- _Exercise details_:
Every record must be written out once more, with nothing added or omitted.

(Data extracted from a collection)
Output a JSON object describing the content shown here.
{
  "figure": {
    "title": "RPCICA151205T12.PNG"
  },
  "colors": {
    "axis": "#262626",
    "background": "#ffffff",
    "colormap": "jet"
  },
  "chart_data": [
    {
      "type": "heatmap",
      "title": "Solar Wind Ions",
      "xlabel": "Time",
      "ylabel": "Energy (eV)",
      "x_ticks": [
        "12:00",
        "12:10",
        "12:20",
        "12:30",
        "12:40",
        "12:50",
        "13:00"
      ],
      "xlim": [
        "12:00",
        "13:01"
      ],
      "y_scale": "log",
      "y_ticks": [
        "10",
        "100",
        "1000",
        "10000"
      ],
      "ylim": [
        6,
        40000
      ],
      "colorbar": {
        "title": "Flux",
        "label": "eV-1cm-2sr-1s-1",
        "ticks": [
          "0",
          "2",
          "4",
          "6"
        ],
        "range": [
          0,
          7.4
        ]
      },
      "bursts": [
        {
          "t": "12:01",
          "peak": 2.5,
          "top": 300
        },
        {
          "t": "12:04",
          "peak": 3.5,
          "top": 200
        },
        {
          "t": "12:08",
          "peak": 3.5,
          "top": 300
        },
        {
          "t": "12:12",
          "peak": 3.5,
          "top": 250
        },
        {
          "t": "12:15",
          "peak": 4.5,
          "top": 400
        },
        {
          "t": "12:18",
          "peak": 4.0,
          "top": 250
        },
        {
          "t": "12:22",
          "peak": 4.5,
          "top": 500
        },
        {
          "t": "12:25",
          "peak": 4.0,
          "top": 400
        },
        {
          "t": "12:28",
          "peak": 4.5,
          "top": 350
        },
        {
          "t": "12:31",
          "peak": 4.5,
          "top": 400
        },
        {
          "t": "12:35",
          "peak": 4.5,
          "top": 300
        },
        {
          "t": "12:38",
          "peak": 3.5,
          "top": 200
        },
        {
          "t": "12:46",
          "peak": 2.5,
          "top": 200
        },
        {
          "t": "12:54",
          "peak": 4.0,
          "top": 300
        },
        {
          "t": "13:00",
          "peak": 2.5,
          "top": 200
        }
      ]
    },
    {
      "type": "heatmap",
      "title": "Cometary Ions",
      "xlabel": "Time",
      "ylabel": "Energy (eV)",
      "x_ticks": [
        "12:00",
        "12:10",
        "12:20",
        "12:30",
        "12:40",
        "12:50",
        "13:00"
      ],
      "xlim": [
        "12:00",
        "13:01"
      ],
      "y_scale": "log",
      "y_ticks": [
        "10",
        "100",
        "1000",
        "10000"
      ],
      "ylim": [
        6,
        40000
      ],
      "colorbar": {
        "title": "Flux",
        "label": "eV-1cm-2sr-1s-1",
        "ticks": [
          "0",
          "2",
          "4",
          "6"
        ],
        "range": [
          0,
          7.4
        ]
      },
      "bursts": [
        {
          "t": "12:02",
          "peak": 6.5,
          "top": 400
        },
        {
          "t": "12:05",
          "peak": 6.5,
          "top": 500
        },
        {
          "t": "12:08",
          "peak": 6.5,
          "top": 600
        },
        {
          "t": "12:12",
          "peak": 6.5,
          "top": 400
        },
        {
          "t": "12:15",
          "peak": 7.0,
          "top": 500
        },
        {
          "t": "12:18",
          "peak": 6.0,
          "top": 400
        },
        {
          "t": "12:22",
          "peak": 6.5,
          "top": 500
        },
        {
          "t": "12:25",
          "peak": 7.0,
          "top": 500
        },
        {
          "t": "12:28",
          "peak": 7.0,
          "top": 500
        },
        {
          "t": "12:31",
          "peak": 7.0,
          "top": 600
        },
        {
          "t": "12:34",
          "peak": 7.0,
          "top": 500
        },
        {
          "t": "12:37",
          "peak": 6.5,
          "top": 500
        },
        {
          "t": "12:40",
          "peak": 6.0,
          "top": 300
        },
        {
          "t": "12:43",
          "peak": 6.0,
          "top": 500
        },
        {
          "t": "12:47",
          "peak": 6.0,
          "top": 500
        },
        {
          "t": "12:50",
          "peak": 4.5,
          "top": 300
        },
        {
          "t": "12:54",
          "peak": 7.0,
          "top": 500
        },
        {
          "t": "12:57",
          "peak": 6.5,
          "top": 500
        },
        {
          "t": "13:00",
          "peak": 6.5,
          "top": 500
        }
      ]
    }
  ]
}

- _Solution to the exercise_:
Output a JSON object describing the content shown here.
{
  "figure": {
    "title": "RPCICA151205T12.PNG"
  },
  "colors": {
    "axis": "#262626",
    "background": "#ffffff",
    "colormap": "jet"
  },
  "chart_data": [
    {
      "type": "heatmap",
      "title": "Solar Wind Ions",
      "xlabel": "Time",
      "ylabel": "Energy (eV)",
      "x_ticks": [
        "12:00",
        "12:10",
        "12:20",
        "12:30",
        "12:40",
        "12:50",
        "13:00"
      ],
      "xlim": [
        "12:00",
        "13:01"
      ],
      "y_scale": "log",
      "y_ticks": [
        "10",
        "100",
        "1000",
        "10000"
      ],
      "ylim": [
        6,
        40000
      ],
      "colorbar": {
        "title": "Flux",
        "label": "eV-1cm-2sr-1s-1",
        "ticks": [
          "0",
          "2",
          "4",
          "6"
        ],
        "range": [
          0,
          7.4
        ]
      },
      "bursts": [
        {
          "t": "12:01",
          "peak": 2.5,
          "top": 300
        },
        {
          "t": "12:04",
          "peak": 3.5,
          "top": 200
        },
        {
          "t": "12:08",
          "peak": 3.5,
          "top": 300
        },
        {
          "t": "12:12",
          "peak": 3.5,
          "top": 250
        },
        {
          "t": "12:15",
          "peak": 4.5,
          "top": 400
        },
        {
          "t": "12:18",
          "peak": 4.0,
          "top": 250
        },
        {
          "t": "12:22",
          "peak": 4.5,
          "top": 500
        },
        {
          "t": "12:25",
          "peak": 4.0,
          "top": 400
        },
        {
          "t": "12:28",
          "peak": 4.5,
          "top": 350
        },
        {
          "t": "12:31",
          "peak": 4.5,
          "top": 400
        },
        {
          "t": "12:35",
          "peak": 4.5,
          "top": 300
        },
        {
          "t": "12:38",
          "peak": 3.5,
          "top": 200
        },
        {
          "t": "12:46",
          "peak": 2.5,
          "top": 200
        },
        {
          "t": "12:54",
          "peak": 4.0,
          "top": 300
        },
        {
          "t": "13:00",
          "peak": 2.5,
          "top": 200
        }
      ]
    },
    {
      "type": "heatmap",
      "title": "Cometary Ions",
      "xlabel": "Time",
      "ylabel": "Energy (eV)",
      "x_ticks": [
        "12:00",
        "12:10",
        "12:20",
        "12:30",
        "12:40",
        "12:50",
        "13:00"
      ],
      "xlim": [
        "12:00",
        "13:01"
      ],
      "y_scale": "log",
      "y_ticks": [
        "10",
        "100",
        "1000",
        "10000"
      ],
      "ylim": [
        6,
        40000
      ],
      "colorbar": {
        "title": "Flux",
        "label": "eV-1cm-2sr-1s-1",
        "ticks": [
          "0",
          "2",
          "4",
          "6"
        ],
        "range": [
          0,
          7.4
        ]
      },
      "bursts": [
        {
          "t": "12:02",
          "peak": 6.5,
          "top": 400
        },
        {
          "t": "12:05",
          "peak": 6.5,
          "top": 500
        },
        {
          "t": "12:08",
          "peak": 6.5,
          "top": 600
        },
        {
          "t": "12:12",
          "peak": 6.5,
          "top": 400
        },
        {
          "t": "12:15",
          "peak": 7.0,
          "top": 500
        },
        {
          "t": "12:18",
          "peak": 6.0,
          "top": 400
        },
        {
          "t": "12:22",
          "peak": 6.5,
          "top": 500
        },
        {
          "t": "12:25",
          "peak": 7.0,
          "top": 500
        },
        {
          "t": "12:28",
          "peak": 7.0,
          "top": 500
        },
        {
          "t": "12:31",
          "peak": 7.0,
          "top": 600
        },
        {
          "t": "12:34",
          "peak": 7.0,
          "top": 500
        },
        {
          "t": "12:37",
          "peak": 6.5,
          "top": 500
        },
        {
          "t": "12:40",
          "peak": 6.0,
          "top": 300
        },
        {
          "t": "12:43",
          "peak": 6.0,
          "top": 500
        },
        {
          "t": "12:47",
          "peak": 6.0,
          "top": 500
        },
        {
          "t": "12:50",
          "peak": 4.5,
          "top": 300
        },
        {
          "t": "12:54",
          "peak": 7.0,
          "top": 500
        },
        {
          "t": "12:57",
          "peak": 6.5,
          "top": 500
        },
        {
          "t": "13:00",
          "peak": 6.5,
          "top": 500
        }
      ]
    }
  ]
}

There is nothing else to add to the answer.